Exercise goal :: Count every line in the entries that contains "Enqueuing". Report that count alone.

Source records
■ ■ ■ ■
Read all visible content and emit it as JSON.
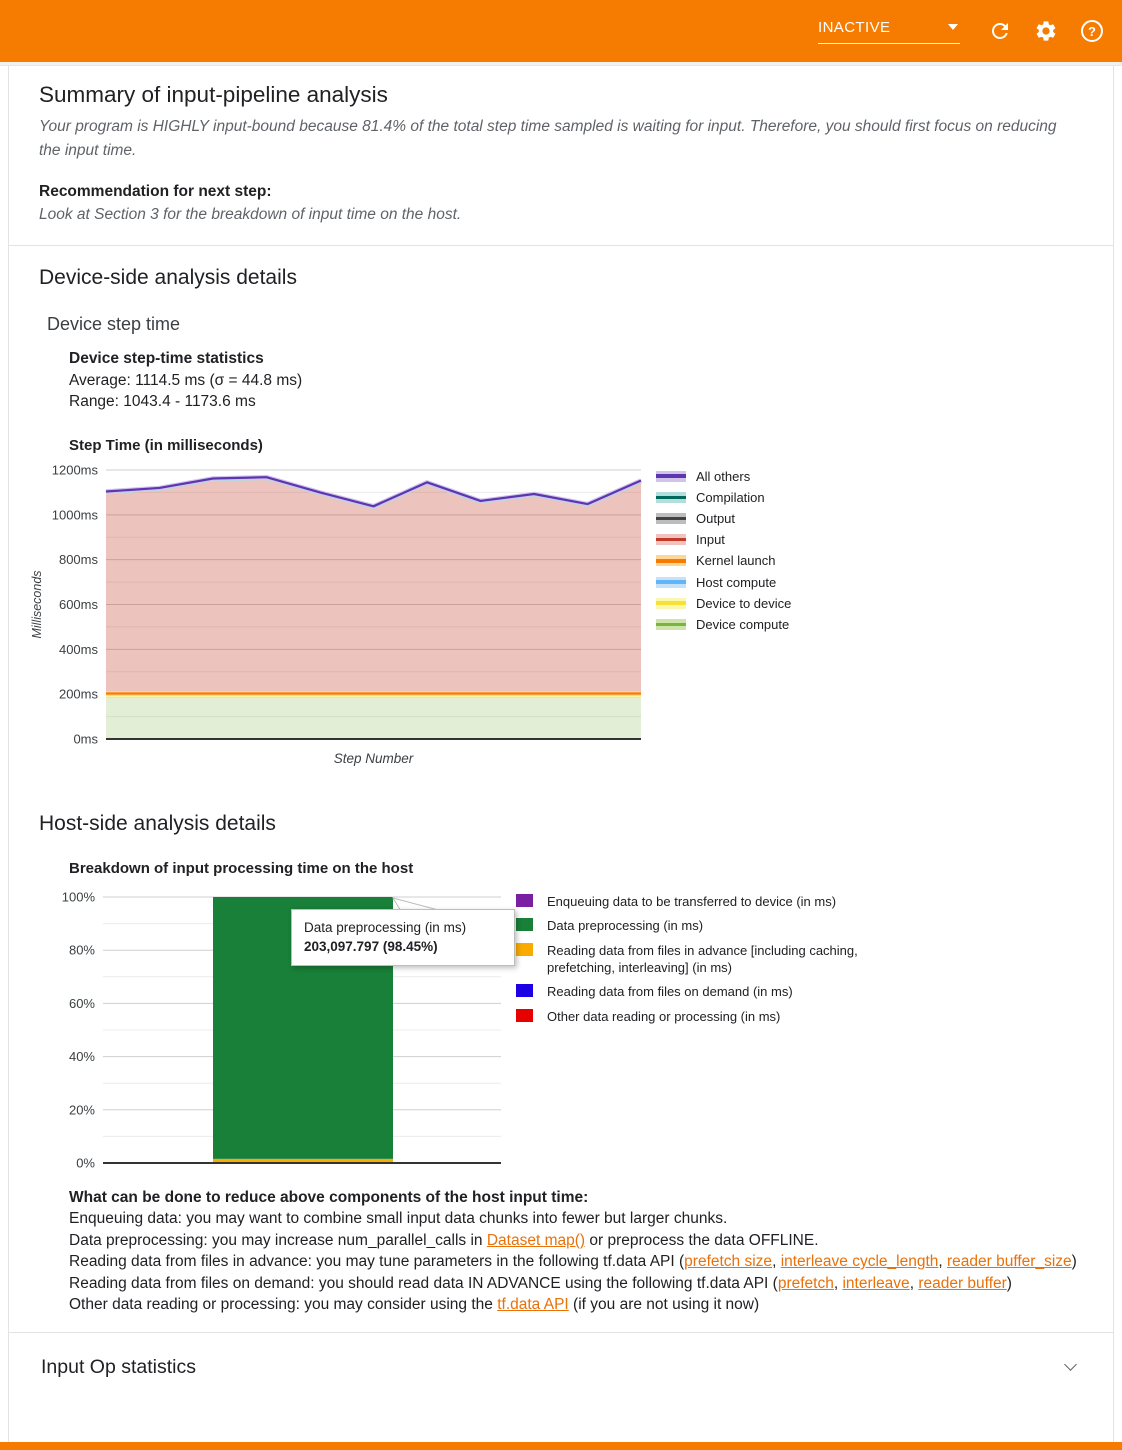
{
  "header": {
    "status_label": "INACTIVE",
    "bg_color": "#F57C00"
  },
  "summary": {
    "title": "Summary of input-pipeline analysis",
    "body": "Your program is HIGHLY input-bound because 81.4% of the total step time sampled is waiting for input. Therefore, you should first focus on reducing the input time.",
    "recommendation_label": "Recommendation for next step:",
    "recommendation": "Look at Section 3 for the breakdown of input time on the host."
  },
  "device_section": {
    "title": "Device-side analysis details",
    "subtitle": "Device step time",
    "stats_title": "Device step-time statistics",
    "average_line": "Average: 1114.5 ms (σ = 44.8 ms)",
    "range_line": "Range: 1043.4 - 1173.6 ms",
    "chart_title": "Step Time (in milliseconds)"
  },
  "host_section": {
    "title": "Host-side analysis details",
    "chart_title": "Breakdown of input processing time on the host"
  },
  "chart_data": [
    {
      "id": "device_step_time",
      "type": "area",
      "title": "Step Time (in milliseconds)",
      "xlabel": "Step Number",
      "ylabel": "Milliseconds",
      "ylim": [
        0,
        1200
      ],
      "yticks": [
        0,
        200,
        400,
        600,
        800,
        1000,
        1200
      ],
      "ytick_labels": [
        "0ms",
        "200ms",
        "400ms",
        "600ms",
        "800ms",
        "1000ms",
        "1200ms"
      ],
      "grid": "on",
      "legend_position": "right",
      "total_step_time_ms": [
        1104,
        1120,
        1162,
        1168,
        1100,
        1038,
        1145,
        1062,
        1093,
        1048,
        1153
      ],
      "series": [
        {
          "name": "All others",
          "dark": "#5E35B1",
          "light": "#D1C4E9",
          "values": [
            3,
            3,
            3,
            3,
            3,
            3,
            3,
            3,
            3,
            3,
            3
          ]
        },
        {
          "name": "Compilation",
          "dark": "#00695C",
          "light": "#B2DFDB",
          "values": [
            3,
            3,
            3,
            3,
            3,
            3,
            3,
            3,
            3,
            3,
            3
          ]
        },
        {
          "name": "Output",
          "dark": "#424242",
          "light": "#BDBDBD",
          "values": [
            0,
            0,
            0,
            0,
            0,
            0,
            0,
            0,
            0,
            0,
            0
          ],
          "line": false
        },
        {
          "name": "Input",
          "dark": "#C53929",
          "light": "#EFC4C0",
          "values": [
            895,
            911,
            953,
            959,
            891,
            829,
            936,
            853,
            884,
            839,
            944
          ],
          "line": false,
          "fill": "rgba(197,57,41,0.3)"
        },
        {
          "name": "Kernel launch",
          "dark": "#F57C00",
          "light": "#FFD699",
          "values": [
            7,
            7,
            7,
            7,
            7,
            7,
            7,
            7,
            7,
            7,
            7
          ]
        },
        {
          "name": "Host compute",
          "dark": "#64B5F6",
          "light": "#C6E2FB",
          "values": [
            0,
            0,
            0,
            0,
            0,
            0,
            0,
            0,
            0,
            0,
            0
          ],
          "line": false
        },
        {
          "name": "Device to device",
          "dark": "#F7E231",
          "light": "#FCF6B1",
          "values": [
            3,
            3,
            3,
            3,
            3,
            3,
            3,
            3,
            3,
            3,
            3
          ]
        },
        {
          "name": "Device compute",
          "dark": "#7CB342",
          "light": "#CDE5A8",
          "values": [
            193,
            193,
            193,
            193,
            193,
            193,
            193,
            193,
            193,
            193,
            193
          ],
          "fill": "rgba(124,179,66,0.22)"
        }
      ]
    },
    {
      "id": "host_input_breakdown",
      "type": "bar",
      "title": "Breakdown of input processing time on the host",
      "ylim": [
        0,
        100
      ],
      "yticks": [
        0,
        20,
        40,
        60,
        80,
        100
      ],
      "ytick_labels": [
        "0%",
        "20%",
        "40%",
        "60%",
        "80%",
        "100%"
      ],
      "grid": "on",
      "legend_position": "right",
      "series": [
        {
          "name": "Enqueuing data to be transferred to device (in ms)",
          "color": "#7B1FA2",
          "percent": 0
        },
        {
          "name": "Data preprocessing (in ms)",
          "color": "#188038",
          "percent": 98.45,
          "value_ms": 203097.797
        },
        {
          "name": "Reading data from files in advance [including caching, prefetching, interleaving] (in ms)",
          "color": "#F9AB00",
          "percent": 1.55
        },
        {
          "name": "Reading data from files on demand (in ms)",
          "color": "#1E00E5",
          "percent": 0
        },
        {
          "name": "Other data reading or processing (in ms)",
          "color": "#E60000",
          "percent": 0
        }
      ],
      "tooltip": {
        "label": "Data preprocessing (in ms)",
        "value": "203,097.797 (98.45%)"
      }
    }
  ],
  "tips": {
    "title": "What can be done to reduce above components of the host input time:",
    "link_color": "#E8710A",
    "lines": [
      {
        "segments": [
          {
            "t": "Enqueuing data: you may want to combine small input data chunks into fewer but larger chunks."
          }
        ]
      },
      {
        "segments": [
          {
            "t": "Data preprocessing: you may increase num_parallel_calls in "
          },
          {
            "t": "Dataset map()",
            "link": true
          },
          {
            "t": " or preprocess the data OFFLINE."
          }
        ]
      },
      {
        "segments": [
          {
            "t": "Reading data from files in advance: you may tune parameters in the following tf.data API ("
          },
          {
            "t": "prefetch size",
            "link": true
          },
          {
            "t": ", "
          },
          {
            "t": "interleave cycle_length",
            "link": true
          },
          {
            "t": ", "
          },
          {
            "t": "reader buffer_size",
            "link": true
          },
          {
            "t": ")"
          }
        ]
      },
      {
        "segments": [
          {
            "t": "Reading data from files on demand: you should read data IN ADVANCE using the following tf.data API ("
          },
          {
            "t": "prefetch",
            "link": true
          },
          {
            "t": ", "
          },
          {
            "t": "interleave",
            "link": true
          },
          {
            "t": ", "
          },
          {
            "t": "reader buffer",
            "link": true
          },
          {
            "t": ")"
          }
        ]
      },
      {
        "segments": [
          {
            "t": "Other data reading or processing: you may consider using the "
          },
          {
            "t": "tf.data API",
            "link": true
          },
          {
            "t": " (if you are not using it now)"
          }
        ]
      }
    ]
  },
  "input_op": {
    "title": "Input Op statistics"
  }
}
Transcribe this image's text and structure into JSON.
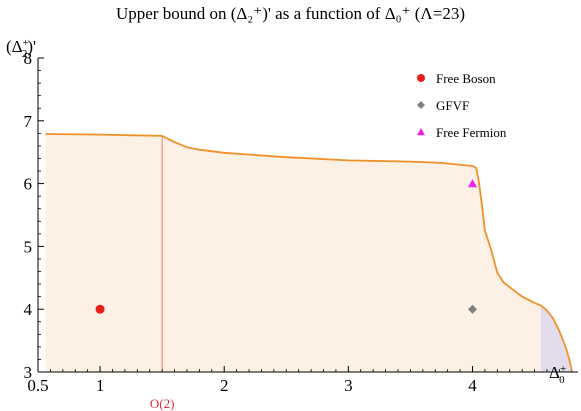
{
  "chart_data": {
    "type": "area",
    "title": "Upper bound on (Δ₂⁺)' as a function of Δ₀⁺ (Λ=23)",
    "xlabel": {
      "base": "Δ",
      "sub": "0",
      "sup": "+"
    },
    "ylabel": {
      "open": "(Δ",
      "sub": "2",
      "sup": "+",
      "close": ")'"
    },
    "xlim": [
      0.5,
      4.85
    ],
    "ylim": [
      3,
      8
    ],
    "x_ticks": [
      0.5,
      1,
      2,
      3,
      4
    ],
    "x_tick_labels": [
      "0.5",
      "1",
      "2",
      "3",
      "4"
    ],
    "y_ticks": [
      3,
      4,
      5,
      6,
      7,
      8
    ],
    "y_tick_labels": [
      "3",
      "4",
      "5",
      "6",
      "7",
      "8"
    ],
    "grid": false,
    "legend_position": "top-right",
    "colors": {
      "bound_line": "#f0902a",
      "allowed_fill": "#fdf0e4",
      "shaded_fill": "#e3dcec",
      "annotation_line": "#e88070",
      "annotation_text": "#e03030",
      "free_boson": "#e8201c",
      "gfvf": "#808080",
      "free_fermion": "#ee22ee"
    },
    "bound_curve": {
      "x": [
        0.56,
        1.0,
        1.5,
        1.53,
        1.6,
        1.7,
        1.8,
        2.0,
        2.5,
        3.0,
        3.5,
        3.75,
        4.0,
        4.03,
        4.05,
        4.08,
        4.1,
        4.15,
        4.2,
        4.25,
        4.3,
        4.4,
        4.5,
        4.55,
        4.6,
        4.65,
        4.7,
        4.75,
        4.78,
        4.8
      ],
      "y": [
        6.79,
        6.78,
        6.76,
        6.73,
        6.66,
        6.58,
        6.54,
        6.49,
        6.42,
        6.37,
        6.35,
        6.33,
        6.28,
        6.25,
        6.05,
        5.6,
        5.25,
        4.95,
        4.58,
        4.43,
        4.35,
        4.2,
        4.1,
        4.06,
        3.98,
        3.85,
        3.65,
        3.4,
        3.2,
        3.02
      ]
    },
    "shaded_region": {
      "x_start": 4.55
    },
    "annotations": [
      {
        "text": "O(2)",
        "x": 1.5
      }
    ],
    "series": [
      {
        "name": "Free Boson",
        "marker": "circle",
        "x": [
          1.0
        ],
        "y": [
          4.0
        ]
      },
      {
        "name": "GFVF",
        "marker": "diamond",
        "x": [
          4.0
        ],
        "y": [
          4.0
        ]
      },
      {
        "name": "Free Fermion",
        "marker": "triangle",
        "x": [
          4.0
        ],
        "y": [
          6.0
        ]
      }
    ]
  }
}
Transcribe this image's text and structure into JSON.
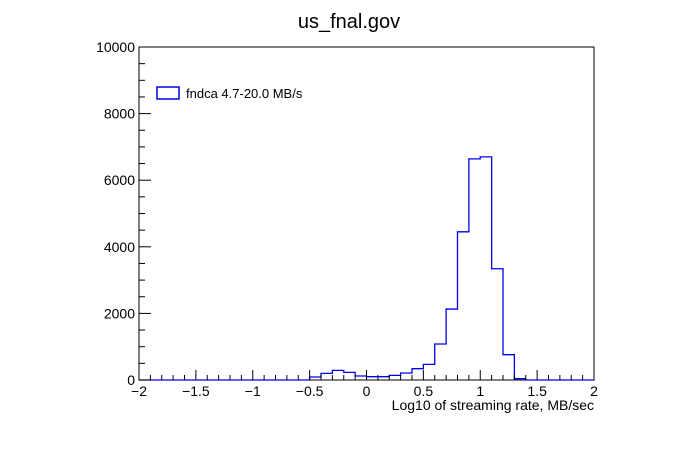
{
  "chart_data": {
    "type": "histogram",
    "title": "us_fnal.gov",
    "xlabel": "Log10  of streaming rate, MB/sec",
    "ylabel": "",
    "xlim": [
      -2,
      2
    ],
    "ylim": [
      0,
      10000
    ],
    "x_ticks": [
      -2,
      -1.5,
      -1,
      -0.5,
      0,
      0.5,
      1,
      1.5,
      2
    ],
    "x_tick_labels": [
      "−2",
      "−1.5",
      "−1",
      "−0.5",
      "0",
      "0.5",
      "1",
      "1.5",
      "2"
    ],
    "y_ticks": [
      0,
      2000,
      4000,
      6000,
      8000,
      10000
    ],
    "y_tick_labels": [
      "0",
      "2000",
      "4000",
      "6000",
      "8000",
      "10000"
    ],
    "grid": false,
    "legend_position": "top-left",
    "bin_width": 0.1,
    "series": [
      {
        "name": "fndca  4.7-20.0 MB/s",
        "color": "#0000ee",
        "bin_edges": [
          -2.0,
          -1.9,
          -1.8,
          -1.7,
          -1.6,
          -1.5,
          -1.4,
          -1.3,
          -1.2,
          -1.1,
          -1.0,
          -0.9,
          -0.8,
          -0.7,
          -0.6,
          -0.5,
          -0.4,
          -0.3,
          -0.2,
          -0.1,
          0.0,
          0.1,
          0.2,
          0.3,
          0.4,
          0.5,
          0.6,
          0.7,
          0.8,
          0.9,
          1.0,
          1.1,
          1.2,
          1.3,
          1.4,
          1.5,
          1.6,
          1.7,
          1.8,
          1.9,
          2.0
        ],
        "values": [
          0,
          0,
          0,
          0,
          0,
          0,
          0,
          0,
          0,
          0,
          0,
          0,
          0,
          0,
          0,
          90,
          200,
          290,
          230,
          120,
          100,
          100,
          140,
          210,
          340,
          470,
          1080,
          2130,
          4450,
          6640,
          6700,
          3340,
          760,
          40,
          0,
          0,
          0,
          0,
          0,
          0
        ]
      }
    ]
  }
}
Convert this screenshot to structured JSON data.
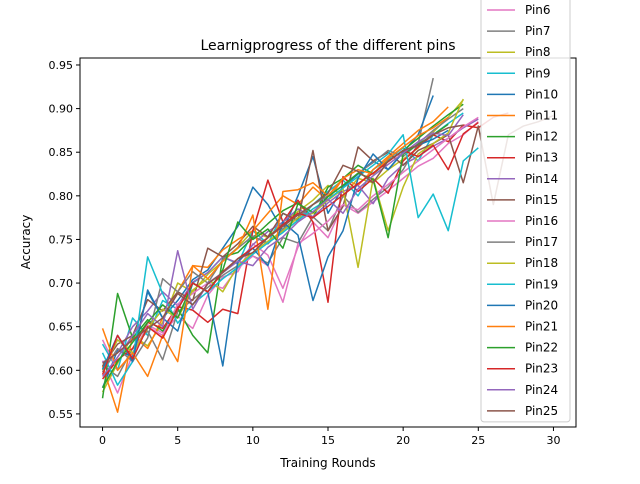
■ ■ ■ ■
Problem solution :: 2